Scan the data for lines with "this" and report the count by itself.

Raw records
* * * * * * * * *

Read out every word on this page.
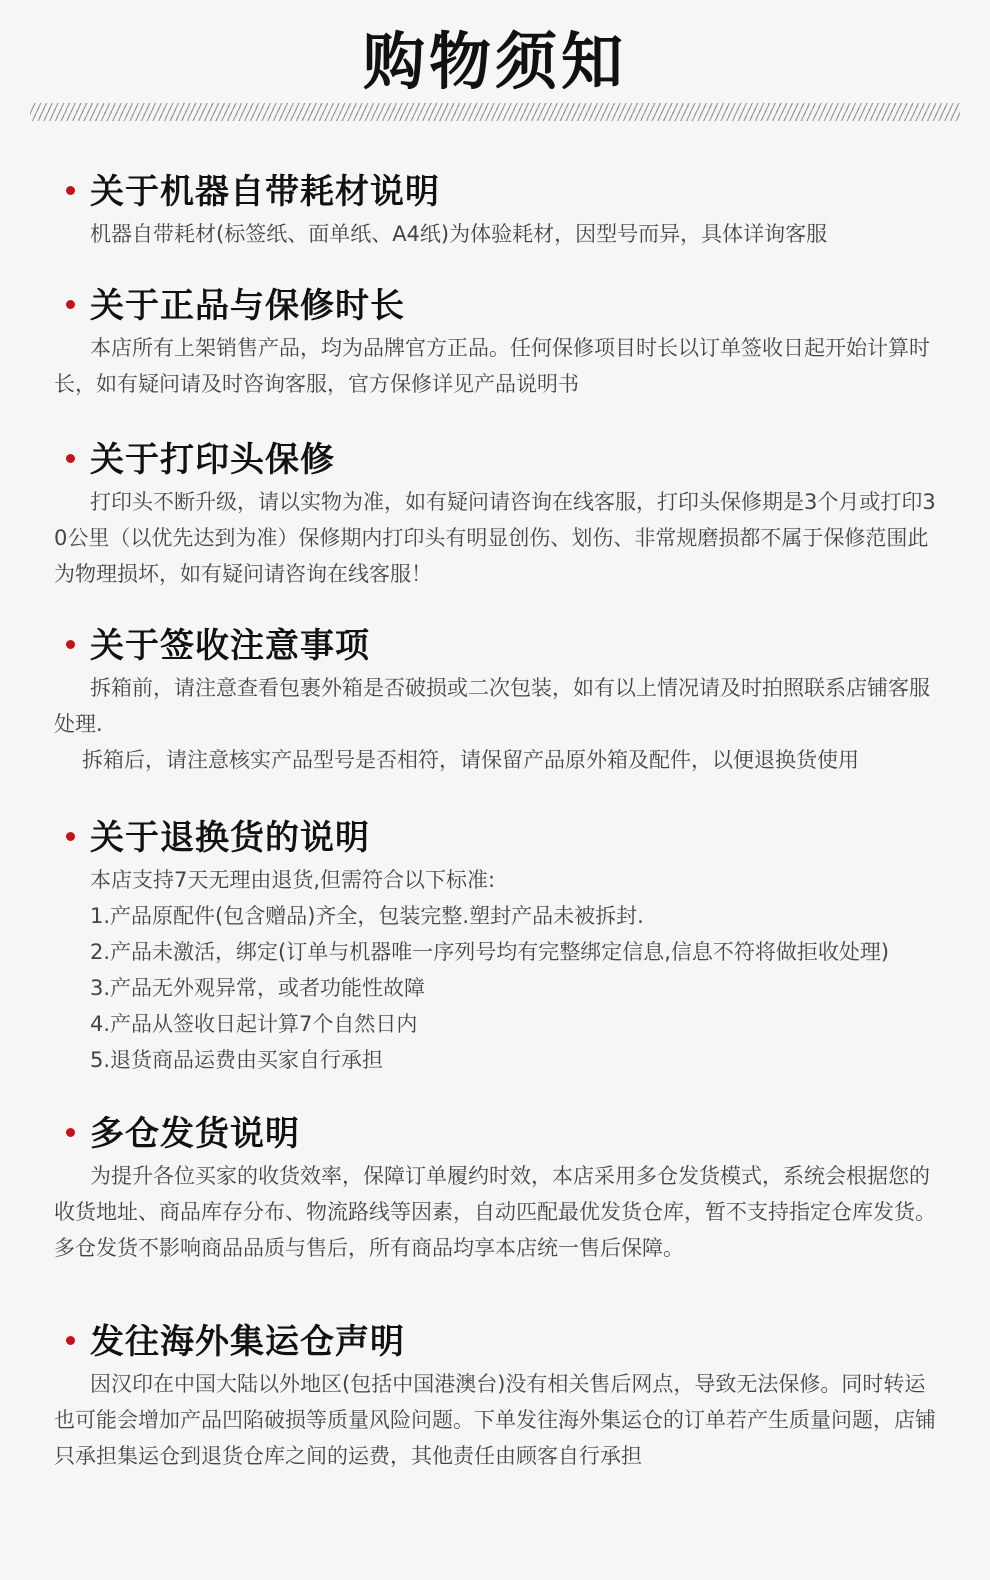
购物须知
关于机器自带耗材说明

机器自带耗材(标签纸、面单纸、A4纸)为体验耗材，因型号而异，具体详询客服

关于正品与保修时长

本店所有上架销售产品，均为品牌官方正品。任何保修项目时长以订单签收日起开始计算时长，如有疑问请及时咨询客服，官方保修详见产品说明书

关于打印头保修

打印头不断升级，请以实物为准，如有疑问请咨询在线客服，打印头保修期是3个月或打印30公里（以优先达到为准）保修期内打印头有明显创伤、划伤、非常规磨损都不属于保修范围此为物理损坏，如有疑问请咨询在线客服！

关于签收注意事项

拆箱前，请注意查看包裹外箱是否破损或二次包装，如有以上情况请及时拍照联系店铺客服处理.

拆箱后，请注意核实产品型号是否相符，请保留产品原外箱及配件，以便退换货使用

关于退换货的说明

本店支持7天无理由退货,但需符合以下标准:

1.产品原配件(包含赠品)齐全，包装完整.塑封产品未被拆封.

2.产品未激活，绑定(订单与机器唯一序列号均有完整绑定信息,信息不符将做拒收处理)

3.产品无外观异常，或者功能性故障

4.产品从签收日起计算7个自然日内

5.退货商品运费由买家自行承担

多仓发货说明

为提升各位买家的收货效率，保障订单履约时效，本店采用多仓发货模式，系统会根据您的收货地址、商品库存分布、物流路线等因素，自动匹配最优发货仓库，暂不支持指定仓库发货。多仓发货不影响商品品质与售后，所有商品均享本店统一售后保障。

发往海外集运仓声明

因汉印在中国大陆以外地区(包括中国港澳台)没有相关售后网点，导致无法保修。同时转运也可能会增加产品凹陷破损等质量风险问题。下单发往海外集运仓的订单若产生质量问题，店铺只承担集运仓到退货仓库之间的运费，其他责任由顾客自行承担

* * * * * * * * *

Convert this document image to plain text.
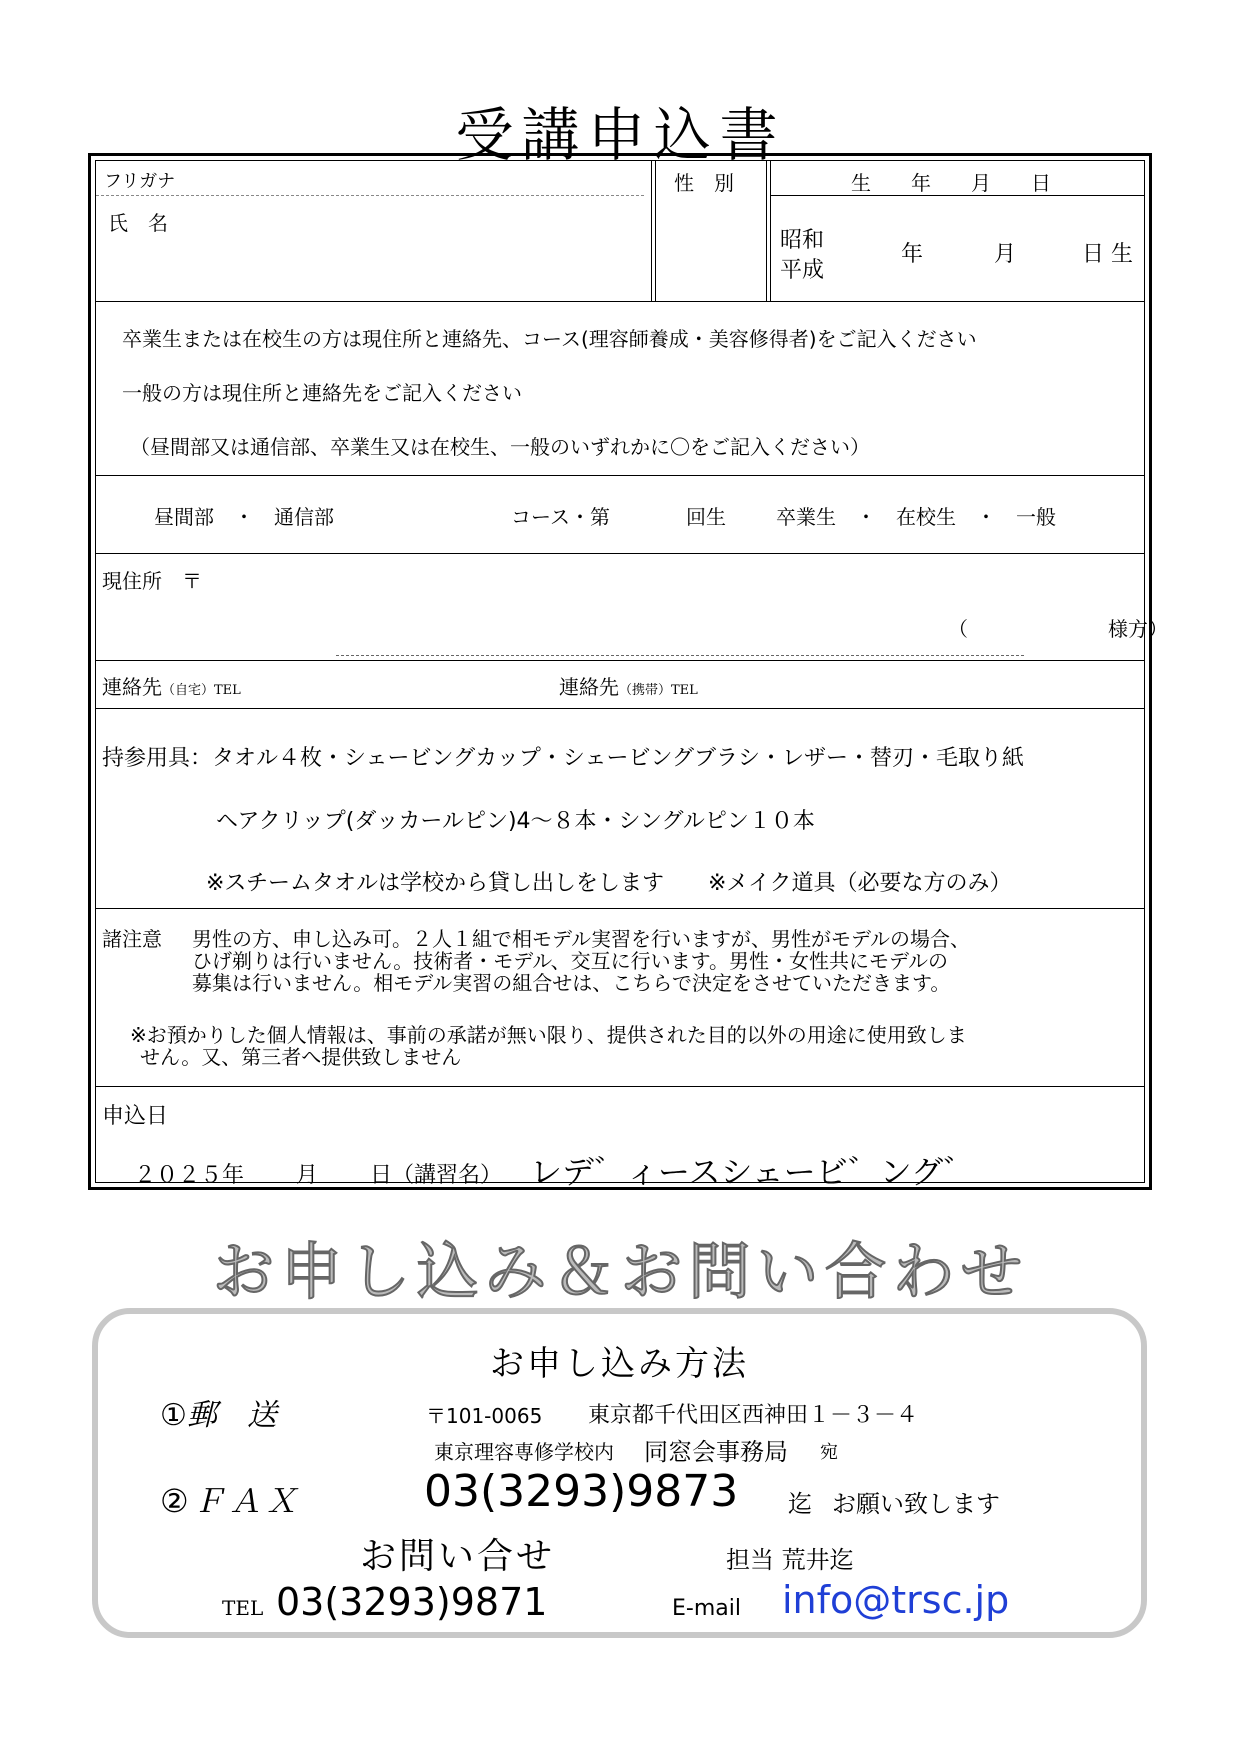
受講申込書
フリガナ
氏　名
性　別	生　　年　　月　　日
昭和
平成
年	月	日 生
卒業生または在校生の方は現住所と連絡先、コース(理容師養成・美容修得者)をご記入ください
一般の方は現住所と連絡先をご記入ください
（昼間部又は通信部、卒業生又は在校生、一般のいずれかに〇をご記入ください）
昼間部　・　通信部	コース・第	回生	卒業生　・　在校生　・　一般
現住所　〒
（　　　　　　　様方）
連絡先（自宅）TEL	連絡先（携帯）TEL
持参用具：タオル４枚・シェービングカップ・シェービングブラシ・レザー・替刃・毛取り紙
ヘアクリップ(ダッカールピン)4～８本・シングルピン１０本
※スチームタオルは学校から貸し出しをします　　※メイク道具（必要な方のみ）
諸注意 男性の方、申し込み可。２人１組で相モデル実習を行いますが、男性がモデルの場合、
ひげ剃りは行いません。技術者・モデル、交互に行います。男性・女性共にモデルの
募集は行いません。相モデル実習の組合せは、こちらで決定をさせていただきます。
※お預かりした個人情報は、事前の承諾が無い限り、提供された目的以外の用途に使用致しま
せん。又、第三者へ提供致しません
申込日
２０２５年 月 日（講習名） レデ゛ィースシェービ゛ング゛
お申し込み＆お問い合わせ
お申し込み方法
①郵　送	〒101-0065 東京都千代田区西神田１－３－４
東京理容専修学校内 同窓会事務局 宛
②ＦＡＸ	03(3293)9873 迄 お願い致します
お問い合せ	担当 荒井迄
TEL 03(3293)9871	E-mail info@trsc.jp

* * * * * * * * *

» WORKED SOLUTION: 2